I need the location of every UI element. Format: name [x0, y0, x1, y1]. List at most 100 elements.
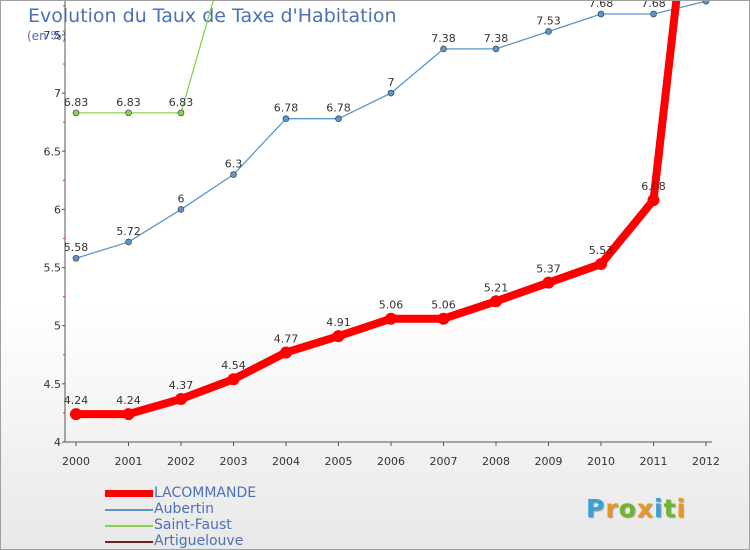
data-point-aubertin [702, 1, 710, 5]
data-label-lacommande: 5.21 [484, 281, 509, 294]
data-point-lacommande [280, 346, 292, 359]
data-point-aubertin [72, 254, 80, 262]
x-tick-label: 2003 [220, 455, 248, 468]
data-label-aubertin: 7.68 [589, 1, 614, 10]
y-tick-label: 6.5 [44, 145, 62, 158]
x-tick-label: 2011 [640, 455, 668, 468]
data-point-aubertin [282, 115, 290, 122]
data-point-saint-faust [125, 109, 132, 117]
x-tick-label: 2005 [325, 455, 353, 468]
x-tick-label: 2010 [587, 455, 615, 468]
data-point-lacommande [175, 392, 187, 405]
y-tick-label: 4 [54, 436, 61, 449]
data-label-aubertin: 6 [178, 192, 185, 205]
data-label-aubertin: 7.53 [536, 14, 561, 27]
data-point-aubertin [335, 115, 342, 122]
legend-swatch-saint-faust [105, 525, 153, 527]
x-tick-label: 2008 [482, 455, 510, 468]
data-label-aubertin: 7.38 [484, 32, 509, 45]
x-tick-label: 2001 [115, 455, 143, 468]
y-tick-label: 7.5 [44, 29, 62, 42]
data-label-aubertin: 7 [388, 76, 395, 89]
data-point-aubertin [597, 10, 605, 18]
data-label-lacommande: 4.54 [221, 359, 246, 372]
x-tick-label: 2002 [167, 455, 195, 468]
data-point-lacommande [437, 312, 450, 325]
data-label-aubertin: 7.38 [431, 32, 456, 45]
data-label-aubertin: 6.3 [225, 158, 243, 171]
data-point-lacommande [227, 373, 240, 386]
data-label-aubertin: 6.78 [326, 102, 351, 115]
data-label-lacommande: 5.37 [536, 263, 561, 276]
data-point-lacommande [122, 408, 135, 421]
x-tick-label: 2007 [430, 455, 458, 468]
y-tick-label: 4.5 [44, 378, 62, 391]
data-point-lacommande [647, 194, 660, 207]
logo-letter: P [586, 494, 606, 523]
x-tick-label: 2004 [272, 455, 300, 468]
data-point-lacommande [385, 312, 397, 325]
data-label-lacommande: 6.08 [641, 180, 666, 193]
y-unit-label: (en %) [27, 29, 67, 43]
data-label-lacommande: 5.06 [379, 299, 404, 312]
data-point-lacommande [70, 408, 82, 421]
data-point-aubertin [440, 45, 447, 53]
data-point-aubertin [650, 10, 657, 18]
legend-label-aubertin: Aubertin [154, 501, 214, 517]
data-point-aubertin [125, 238, 132, 246]
x-tick-label: 2012 [692, 455, 720, 468]
data-label-lacommande: 4.91 [326, 316, 351, 329]
data-label-saint-faust: 6.83 [64, 96, 89, 109]
legend-label-lacommande: LACOMMANDE [154, 485, 257, 501]
data-label-lacommande: 5.06 [431, 299, 456, 312]
legend-label-artiguelouve: Artiguelouve [154, 533, 244, 549]
data-point-lacommande [490, 295, 502, 308]
logo-letter: r [605, 494, 619, 523]
data-label-aubertin: 7.68 [641, 1, 666, 10]
legend-swatch-lacommande [105, 490, 153, 497]
y-tick-label: 5.5 [44, 262, 62, 275]
y-tick-label: 7 [54, 87, 61, 100]
legend-label-saint-faust: Saint-Faust [154, 517, 232, 533]
data-label-lacommande: 5.53 [589, 244, 614, 257]
chart-title: Evolution du Taux de Taxe d'Habitation [28, 5, 397, 27]
data-label-aubertin: 5.58 [64, 241, 89, 254]
logo-letter: x [636, 494, 654, 523]
series-line-lacommande [72, 1, 681, 419]
data-point-aubertin [387, 89, 395, 97]
data-label-lacommande: 4.77 [274, 332, 299, 345]
data-labels: 888.49.739.739.739.739.739.7310.2210.221… [64, 1, 666, 407]
data-point-aubertin [492, 45, 500, 53]
data-point-aubertin [230, 171, 237, 178]
axes: 44.555.566.577.588.599.51010.52000200120… [44, 1, 720, 468]
data-label-lacommande: 4.24 [116, 394, 141, 407]
y-tick-label: 5 [54, 320, 61, 333]
data-point-aubertin [177, 206, 185, 213]
x-tick-label: 2009 [535, 455, 563, 468]
logo-letter: i [676, 494, 687, 523]
data-point-lacommande [332, 330, 345, 343]
data-point-lacommande [542, 276, 555, 289]
data-label-saint-faust: 6.83 [169, 96, 194, 109]
x-tick-label: 2000 [62, 455, 90, 468]
logo-letter: t [663, 494, 677, 523]
data-point-saint-faust [72, 109, 80, 117]
data-label-aubertin: 5.72 [116, 225, 141, 238]
y-tick-label: 6 [54, 203, 61, 216]
data-point-lacommande [595, 258, 607, 271]
data-label-aubertin: 6.78 [274, 102, 299, 115]
legend-swatch-artiguelouve [105, 541, 153, 543]
data-label-saint-faust: 6.83 [116, 96, 141, 109]
data-label-lacommande: 4.24 [64, 394, 89, 407]
data-point-saint-faust [177, 109, 185, 117]
series-line-aubertin [75, 1, 707, 259]
logo-letter: o [618, 494, 637, 523]
proxiti-logo: Proxiti [586, 494, 686, 523]
data-point-aubertin [545, 28, 552, 35]
x-tick-label: 2006 [377, 455, 405, 468]
legend-swatch-aubertin [105, 509, 153, 511]
series-lines [70, 1, 710, 421]
data-label-lacommande: 4.37 [169, 379, 194, 392]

------------------------------------

Please copy out every one of the records above word for word, leaving out the pictures.

I need the location of every UI element. Format: name [x0, y0, x1, y1]. List at most 100 elements.
data-point-aubertin [702, 1, 710, 5]
data-label-lacommande: 5.21 [484, 281, 509, 294]
data-point-lacommande [280, 346, 292, 359]
data-point-aubertin [72, 254, 80, 262]
x-tick-label: 2003 [220, 455, 248, 468]
data-label-aubertin: 7.68 [589, 1, 614, 10]
y-tick-label: 6.5 [44, 145, 62, 158]
x-tick-label: 2011 [640, 455, 668, 468]
data-point-aubertin [282, 115, 290, 122]
data-point-saint-faust [125, 109, 132, 117]
x-tick-label: 2005 [325, 455, 353, 468]
x-tick-label: 2010 [587, 455, 615, 468]
data-point-lacommande [175, 392, 187, 405]
y-tick-label: 4 [54, 436, 61, 449]
data-label-aubertin: 6 [178, 192, 185, 205]
data-label-aubertin: 7.53 [536, 14, 561, 27]
data-point-aubertin [335, 115, 342, 122]
legend-swatch-saint-faust [105, 525, 153, 527]
x-tick-label: 2008 [482, 455, 510, 468]
data-label-aubertin: 7.38 [484, 32, 509, 45]
x-tick-label: 2001 [115, 455, 143, 468]
y-tick-label: 7.5 [44, 29, 62, 42]
data-label-aubertin: 7 [388, 76, 395, 89]
data-point-aubertin [597, 10, 605, 18]
data-label-lacommande: 4.54 [221, 359, 246, 372]
x-tick-label: 2002 [167, 455, 195, 468]
data-point-lacommande [437, 312, 450, 325]
data-label-aubertin: 7.38 [431, 32, 456, 45]
data-label-aubertin: 6.3 [225, 158, 243, 171]
data-point-lacommande [227, 373, 240, 386]
data-label-aubertin: 6.78 [326, 102, 351, 115]
data-label-lacommande: 5.37 [536, 263, 561, 276]
data-point-lacommande [122, 408, 135, 421]
x-tick-label: 2007 [430, 455, 458, 468]
y-tick-label: 4.5 [44, 378, 62, 391]
data-point-lacommande [647, 194, 660, 207]
logo-letter: P [586, 494, 606, 523]
x-tick-label: 2004 [272, 455, 300, 468]
data-point-lacommande [385, 312, 397, 325]
data-label-lacommande: 6.08 [641, 180, 666, 193]
y-unit-label: (en %) [27, 29, 67, 43]
data-label-lacommande: 5.06 [379, 299, 404, 312]
data-point-lacommande [70, 408, 82, 421]
data-point-aubertin [440, 45, 447, 53]
data-point-aubertin [650, 10, 657, 18]
legend-label-aubertin: Aubertin [154, 501, 214, 517]
data-point-aubertin [125, 238, 132, 246]
x-tick-label: 2012 [692, 455, 720, 468]
data-label-lacommande: 4.91 [326, 316, 351, 329]
data-label-saint-faust: 6.83 [64, 96, 89, 109]
legend-label-lacommande: LACOMMANDE [154, 485, 257, 501]
data-label-lacommande: 5.06 [431, 299, 456, 312]
legend-label-artiguelouve: Artiguelouve [154, 533, 244, 549]
data-point-lacommande [490, 295, 502, 308]
logo-letter: r [605, 494, 619, 523]
data-label-aubertin: 7.68 [641, 1, 666, 10]
legend-swatch-lacommande [105, 490, 153, 497]
y-tick-label: 5.5 [44, 262, 62, 275]
y-tick-label: 7 [54, 87, 61, 100]
legend-label-saint-faust: Saint-Faust [154, 517, 232, 533]
data-label-lacommande: 5.53 [589, 244, 614, 257]
chart-title: Evolution du Taux de Taxe d'Habitation [28, 5, 397, 27]
data-label-aubertin: 5.58 [64, 241, 89, 254]
logo-letter: x [636, 494, 654, 523]
series-line-lacommande [72, 1, 681, 419]
data-point-aubertin [387, 89, 395, 97]
data-label-lacommande: 4.77 [274, 332, 299, 345]
data-labels: 888.49.739.739.739.739.739.7310.2210.221… [64, 1, 666, 407]
data-point-aubertin [492, 45, 500, 53]
data-point-aubertin [230, 171, 237, 178]
axes: 44.555.566.577.588.599.51010.52000200120… [44, 1, 720, 468]
data-label-lacommande: 4.24 [116, 394, 141, 407]
y-tick-label: 5 [54, 320, 61, 333]
data-point-aubertin [177, 206, 185, 213]
x-tick-label: 2009 [535, 455, 563, 468]
logo-letter: i [676, 494, 687, 523]
data-point-lacommande [332, 330, 345, 343]
data-point-lacommande [542, 276, 555, 289]
data-label-saint-faust: 6.83 [169, 96, 194, 109]
x-tick-label: 2000 [62, 455, 90, 468]
logo-letter: t [663, 494, 677, 523]
data-point-saint-faust [72, 109, 80, 117]
data-label-aubertin: 5.72 [116, 225, 141, 238]
y-tick-label: 6 [54, 203, 61, 216]
data-point-lacommande [595, 258, 607, 271]
data-label-aubertin: 6.78 [274, 102, 299, 115]
legend-swatch-artiguelouve [105, 541, 153, 543]
data-label-saint-faust: 6.83 [116, 96, 141, 109]
data-label-lacommande: 4.24 [64, 394, 89, 407]
data-point-saint-faust [177, 109, 185, 117]
series-line-aubertin [75, 1, 707, 259]
logo-letter: o [618, 494, 637, 523]
proxiti-logo: Proxiti [586, 494, 686, 523]
data-point-aubertin [545, 28, 552, 35]
x-tick-label: 2006 [377, 455, 405, 468]
legend-swatch-aubertin [105, 509, 153, 511]
series-lines [70, 1, 710, 421]
data-label-lacommande: 4.37 [169, 379, 194, 392]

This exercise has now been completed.